DIRECTIONS
Copy out each line containing "falino" from the entries below.

INFORMATION SHOWN
────────

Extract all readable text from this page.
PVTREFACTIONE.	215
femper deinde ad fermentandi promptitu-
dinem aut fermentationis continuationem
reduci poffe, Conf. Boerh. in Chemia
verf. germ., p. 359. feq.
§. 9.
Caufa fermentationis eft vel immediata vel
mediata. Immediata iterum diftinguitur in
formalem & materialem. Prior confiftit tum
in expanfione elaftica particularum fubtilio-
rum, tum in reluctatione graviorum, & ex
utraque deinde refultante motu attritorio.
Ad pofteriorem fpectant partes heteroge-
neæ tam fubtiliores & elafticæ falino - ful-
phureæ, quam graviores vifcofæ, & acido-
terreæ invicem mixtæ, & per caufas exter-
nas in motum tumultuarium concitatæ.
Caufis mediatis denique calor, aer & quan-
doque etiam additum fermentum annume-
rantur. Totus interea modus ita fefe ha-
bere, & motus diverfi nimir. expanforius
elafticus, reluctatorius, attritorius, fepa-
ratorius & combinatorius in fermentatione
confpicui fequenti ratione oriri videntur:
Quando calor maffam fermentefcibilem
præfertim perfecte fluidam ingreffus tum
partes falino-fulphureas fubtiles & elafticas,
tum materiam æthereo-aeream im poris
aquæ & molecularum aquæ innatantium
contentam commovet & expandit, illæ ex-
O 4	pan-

────────

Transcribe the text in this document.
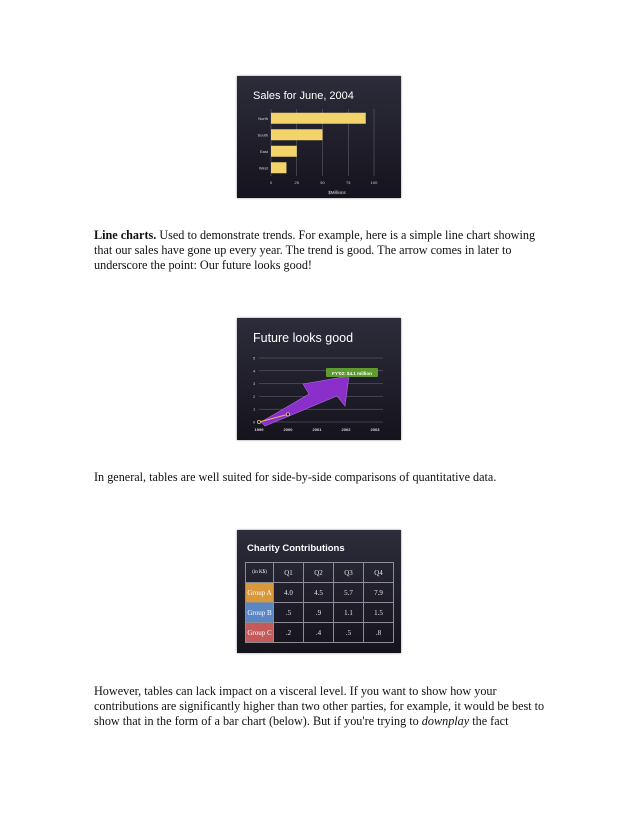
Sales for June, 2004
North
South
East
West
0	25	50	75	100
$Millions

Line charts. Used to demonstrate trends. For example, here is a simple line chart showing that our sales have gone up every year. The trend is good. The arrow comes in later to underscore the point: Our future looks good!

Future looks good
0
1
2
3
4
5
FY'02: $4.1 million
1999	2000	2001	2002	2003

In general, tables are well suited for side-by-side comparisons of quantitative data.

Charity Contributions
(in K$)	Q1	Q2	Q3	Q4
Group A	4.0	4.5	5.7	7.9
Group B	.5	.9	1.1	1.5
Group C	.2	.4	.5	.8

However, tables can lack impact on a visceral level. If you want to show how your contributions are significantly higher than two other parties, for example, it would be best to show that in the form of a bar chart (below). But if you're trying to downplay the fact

────────

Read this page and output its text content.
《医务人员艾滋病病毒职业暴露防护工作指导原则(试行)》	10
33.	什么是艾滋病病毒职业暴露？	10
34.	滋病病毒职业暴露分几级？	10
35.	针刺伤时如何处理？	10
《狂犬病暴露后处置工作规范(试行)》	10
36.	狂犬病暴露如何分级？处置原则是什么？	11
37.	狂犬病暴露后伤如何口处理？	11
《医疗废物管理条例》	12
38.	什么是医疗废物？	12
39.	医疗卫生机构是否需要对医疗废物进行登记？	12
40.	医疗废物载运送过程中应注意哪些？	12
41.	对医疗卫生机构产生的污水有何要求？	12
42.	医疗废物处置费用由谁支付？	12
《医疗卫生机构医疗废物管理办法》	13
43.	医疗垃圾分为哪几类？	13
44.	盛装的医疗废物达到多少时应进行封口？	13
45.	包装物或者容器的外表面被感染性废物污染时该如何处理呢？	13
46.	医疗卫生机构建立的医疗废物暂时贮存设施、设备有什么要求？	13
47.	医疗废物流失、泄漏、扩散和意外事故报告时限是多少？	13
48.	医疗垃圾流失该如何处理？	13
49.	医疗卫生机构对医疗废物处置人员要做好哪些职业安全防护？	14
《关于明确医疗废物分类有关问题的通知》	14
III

────────

TASK RESULT
neæ tam fubtiliores & elafticæ falino - ful-
partes falino-fulphureas fubtiles & elafticas,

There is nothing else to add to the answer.